INSTRUÇÃO DE TRABALHO =
Pode reproduzir na íntegra, sem qualquer alteração, a notícia sobre o resgate de pessoas das cheias em Moçambique?

EXCERTO DO TEXTO =
40 mil pessoas já foram resgatadas das cheias em Moçambique

Instituto Nacional de Gestão de Calamidades de Moçambique anunciou hoje que ainda há 347 mil pessoas em risco na província de Sofala, por causa do impacto do ciclone Idai, metade das quais no distrito de Buzi

Moçambique acordou esta quarta-feira em estado de emergência e de luto nacional pela tragédia em que o país mergulhou devido à passagem do ciclone Idai, que afetou também outros dois países vizinhos, Zimbabwe e Malawi.

O Instituto Nacional de Gestão de Calamidades de Moçambique anunciou que ainda há 347 mil pessoas em risco na província de Sofala, por causa do impacto do ciclone Idai, metade das quais no distrito de Buzi.

Imagens disponibilizadas por aquela entidade mostram centenas de pessoas empoleiradas em cima dos telhados de casas à espera de ajuda, ou partes de edifícios que, por pouco, resistiram às cheias. E muitas delas a serem transportadas pelas equipas de salvamento de Buzi para o que resta da cidade da Beira.

O ciclone Idai, que segundo balanço oficial disponível até agora fez 356 mortos e 1416 feridos, destruiu quase 90% da Beira, capital da província de Sofala e a segunda maior cidade do país.

Até ao momento, refere o balanço mais recente do Instituto Nacional de Gestão de Calamidades de Moçambique, foram resgatadas 40 mil pessoas das cheias pelas equipas de resgate. Mobilizados estão 120 especialistas em busca e resgate, apoiados por 11 helicópteros, 15 barcos, dois aviões, duas fragatas, oito camiões e 30 telefones satélite.

REGISTOS DE DADOS =
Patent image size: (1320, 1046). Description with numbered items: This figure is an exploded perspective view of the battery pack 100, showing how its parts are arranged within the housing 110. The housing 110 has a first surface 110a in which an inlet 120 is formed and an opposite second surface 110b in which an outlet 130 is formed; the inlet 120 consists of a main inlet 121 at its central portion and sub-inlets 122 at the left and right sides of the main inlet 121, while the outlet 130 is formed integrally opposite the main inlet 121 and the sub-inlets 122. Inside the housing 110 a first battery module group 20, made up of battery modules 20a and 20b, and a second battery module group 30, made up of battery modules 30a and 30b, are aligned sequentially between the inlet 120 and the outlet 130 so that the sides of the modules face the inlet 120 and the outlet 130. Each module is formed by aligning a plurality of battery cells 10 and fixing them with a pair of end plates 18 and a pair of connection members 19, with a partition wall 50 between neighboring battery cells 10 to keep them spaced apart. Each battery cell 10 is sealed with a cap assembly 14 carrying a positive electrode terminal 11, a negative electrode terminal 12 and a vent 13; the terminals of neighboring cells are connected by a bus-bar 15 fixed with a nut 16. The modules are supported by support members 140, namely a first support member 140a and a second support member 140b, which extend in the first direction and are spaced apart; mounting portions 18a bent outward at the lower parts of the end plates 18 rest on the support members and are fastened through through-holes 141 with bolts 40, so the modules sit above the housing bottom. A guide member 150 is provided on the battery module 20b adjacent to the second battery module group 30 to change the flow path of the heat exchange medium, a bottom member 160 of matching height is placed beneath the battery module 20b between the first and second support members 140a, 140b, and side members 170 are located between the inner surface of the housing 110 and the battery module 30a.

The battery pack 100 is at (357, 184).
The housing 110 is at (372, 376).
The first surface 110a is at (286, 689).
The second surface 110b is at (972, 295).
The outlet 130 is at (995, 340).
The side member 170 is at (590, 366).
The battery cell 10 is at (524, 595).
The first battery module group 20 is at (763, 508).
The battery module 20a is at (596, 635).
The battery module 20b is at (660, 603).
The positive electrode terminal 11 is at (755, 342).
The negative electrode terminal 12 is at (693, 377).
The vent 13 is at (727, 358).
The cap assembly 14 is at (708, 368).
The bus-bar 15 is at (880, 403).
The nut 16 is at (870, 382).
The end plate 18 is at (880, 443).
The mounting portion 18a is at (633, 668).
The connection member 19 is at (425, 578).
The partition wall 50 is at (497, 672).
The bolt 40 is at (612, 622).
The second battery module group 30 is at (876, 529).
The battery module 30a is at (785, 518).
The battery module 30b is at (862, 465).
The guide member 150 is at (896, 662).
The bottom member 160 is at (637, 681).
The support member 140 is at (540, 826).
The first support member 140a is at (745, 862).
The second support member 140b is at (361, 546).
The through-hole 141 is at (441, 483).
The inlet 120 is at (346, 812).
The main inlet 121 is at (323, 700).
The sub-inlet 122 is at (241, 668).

RESULTADO DA TAREFA =
40 mil pessoas já foram resgatadas das cheias em Moçambique

Instituto Nacional de Gestão de Calamidades de Moçambique anunciou hoje que ainda há 347 mil pessoas em risco na província de Sofala, por causa do impacto do ciclone Idai, metade das quais no distrito de Buzi

Moçambique acordou esta quarta-feira em estado de emergência e de luto nacional pela tragédia em que o país mergulhou devido à passagem do ciclone Idai, que afetou também outros dois países vizinhos, Zimbabwe e Malawi.

O Instituto Nacional de Gestão de Calamidades de Moçambique anunciou que ainda há 347 mil pessoas em risco na província de Sofala, por causa do impacto do ciclone Idai, metade das quais no distrito de Buzi.

Imagens disponibilizadas por aquela entidade mostram centenas de pessoas empoleiradas em cima dos telhados de casas à espera de ajuda, ou partes de edifícios que, por pouco, resistiram às cheias. E muitas delas a serem transportadas pelas equipas de salvamento de Buzi para o que resta da cidade da Beira.

O ciclone Idai, que segundo balanço oficial disponível até agora fez 356 mortos e 1416 feridos, destruiu quase 90% da Beira, capital da província de Sofala e a segunda maior cidade do país.

Até ao momento, refere o balanço mais recente do Instituto Nacional de Gestão de Calamidades de Moçambique, foram resgatadas 40 mil pessoas das cheias pelas equipas de resgate. Mobilizados estão 120 especialistas em busca e resgate, apoiados por 11 helicópteros, 15 barcos, dois aviões, duas fragatas, oito camiões e 30 telefones satélite.